* **Supplied data**:
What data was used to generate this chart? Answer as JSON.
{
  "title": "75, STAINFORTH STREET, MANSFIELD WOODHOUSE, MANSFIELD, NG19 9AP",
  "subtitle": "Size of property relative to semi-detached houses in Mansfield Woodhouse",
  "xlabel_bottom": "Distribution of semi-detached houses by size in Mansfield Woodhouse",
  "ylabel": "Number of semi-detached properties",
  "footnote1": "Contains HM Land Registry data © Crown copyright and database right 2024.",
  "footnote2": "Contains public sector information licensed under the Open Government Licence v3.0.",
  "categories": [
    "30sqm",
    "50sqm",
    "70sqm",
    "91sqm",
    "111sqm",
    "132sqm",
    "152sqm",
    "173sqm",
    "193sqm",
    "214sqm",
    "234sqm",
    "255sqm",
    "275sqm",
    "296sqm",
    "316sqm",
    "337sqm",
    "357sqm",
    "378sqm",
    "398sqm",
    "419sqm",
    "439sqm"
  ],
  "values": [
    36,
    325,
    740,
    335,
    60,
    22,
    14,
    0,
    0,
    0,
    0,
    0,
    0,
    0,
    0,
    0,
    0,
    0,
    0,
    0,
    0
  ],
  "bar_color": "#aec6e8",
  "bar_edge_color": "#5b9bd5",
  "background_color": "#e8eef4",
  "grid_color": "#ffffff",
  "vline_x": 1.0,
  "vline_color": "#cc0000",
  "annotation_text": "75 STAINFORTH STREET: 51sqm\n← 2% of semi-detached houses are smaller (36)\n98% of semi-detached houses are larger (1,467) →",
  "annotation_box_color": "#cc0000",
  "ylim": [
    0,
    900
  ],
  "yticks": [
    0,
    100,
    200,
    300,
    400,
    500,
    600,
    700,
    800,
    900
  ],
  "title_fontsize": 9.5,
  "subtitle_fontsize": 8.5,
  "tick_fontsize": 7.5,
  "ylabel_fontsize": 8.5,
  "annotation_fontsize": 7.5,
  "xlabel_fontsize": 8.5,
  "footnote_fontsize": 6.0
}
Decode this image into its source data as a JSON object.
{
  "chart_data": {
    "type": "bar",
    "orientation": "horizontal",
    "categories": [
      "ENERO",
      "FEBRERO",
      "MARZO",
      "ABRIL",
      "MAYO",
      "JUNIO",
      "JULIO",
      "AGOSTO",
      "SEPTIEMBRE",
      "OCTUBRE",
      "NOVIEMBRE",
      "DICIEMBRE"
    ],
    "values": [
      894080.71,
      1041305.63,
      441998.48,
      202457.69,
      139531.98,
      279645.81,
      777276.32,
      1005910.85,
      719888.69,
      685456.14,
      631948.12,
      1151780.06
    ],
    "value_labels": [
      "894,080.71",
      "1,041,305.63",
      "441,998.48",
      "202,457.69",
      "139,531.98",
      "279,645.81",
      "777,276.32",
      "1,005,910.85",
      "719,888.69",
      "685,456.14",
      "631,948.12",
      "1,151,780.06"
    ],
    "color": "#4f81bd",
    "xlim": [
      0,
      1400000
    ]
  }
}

* **Challenge**:
Make a verbatim copy of every entry shown above.

* **Final result**:
What data was used to generate this chart? Answer as JSON.
{
  "title": "75, STAINFORTH STREET, MANSFIELD WOODHOUSE, MANSFIELD, NG19 9AP",
  "subtitle": "Size of property relative to semi-detached houses in Mansfield Woodhouse",
  "xlabel_bottom": "Distribution of semi-detached houses by size in Mansfield Woodhouse",
  "ylabel": "Number of semi-detached properties",
  "footnote1": "Contains HM Land Registry data © Crown copyright and database right 2024.",
  "footnote2": "Contains public sector information licensed under the Open Government Licence v3.0.",
  "categories": [
    "30sqm",
    "50sqm",
    "70sqm",
    "91sqm",
    "111sqm",
    "132sqm",
    "152sqm",
    "173sqm",
    "193sqm",
    "214sqm",
    "234sqm",
    "255sqm",
    "275sqm",
    "296sqm",
    "316sqm",
    "337sqm",
    "357sqm",
    "378sqm",
    "398sqm",
    "419sqm",
    "439sqm"
  ],
  "values": [
    36,
    325,
    740,
    335,
    60,
    22,
    14,
    0,
    0,
    0,
    0,
    0,
    0,
    0,
    0,
    0,
    0,
    0,
    0,
    0,
    0
  ],
  "bar_color": "#aec6e8",
  "bar_edge_color": "#5b9bd5",
  "background_color": "#e8eef4",
  "grid_color": "#ffffff",
  "vline_x": 1.0,
  "vline_color": "#cc0000",
  "annotation_text": "75 STAINFORTH STREET: 51sqm\n← 2% of semi-detached houses are smaller (36)\n98% of semi-detached houses are larger (1,467) →",
  "annotation_box_color": "#cc0000",
  "ylim": [
    0,
    900
  ],
  "yticks": [
    0,
    100,
    200,
    300,
    400,
    500,
    600,
    700,
    800,
    900
  ],
  "title_fontsize": 9.5,
  "subtitle_fontsize": 8.5,
  "tick_fontsize": 7.5,
  "ylabel_fontsize": 8.5,
  "annotation_fontsize": 7.5,
  "xlabel_fontsize": 8.5,
  "footnote_fontsize": 6.0
}
Decode this image into its source data as a JSON object.
{
  "chart_data": {
    "type": "bar",
    "orientation": "horizontal",
    "categories": [
      "ENERO",
      "FEBRERO",
      "MARZO",
      "ABRIL",
      "MAYO",
      "JUNIO",
      "JULIO",
      "AGOSTO",
      "SEPTIEMBRE",
      "OCTUBRE",
      "NOVIEMBRE",
      "DICIEMBRE"
    ],
    "values": [
      894080.71,
      1041305.63,
      441998.48,
      202457.69,
      139531.98,
      279645.81,
      777276.32,
      1005910.85,
      719888.69,
      685456.14,
      631948.12,
      1151780.06
    ],
    "value_labels": [
      "894,080.71",
      "1,041,305.63",
      "441,998.48",
      "202,457.69",
      "139,531.98",
      "279,645.81",
      "777,276.32",
      "1,005,910.85",
      "719,888.69",
      "685,456.14",
      "631,948.12",
      "1,151,780.06"
    ],
    "color": "#4f81bd",
    "xlim": [
      0,
      1400000
    ]
  }
}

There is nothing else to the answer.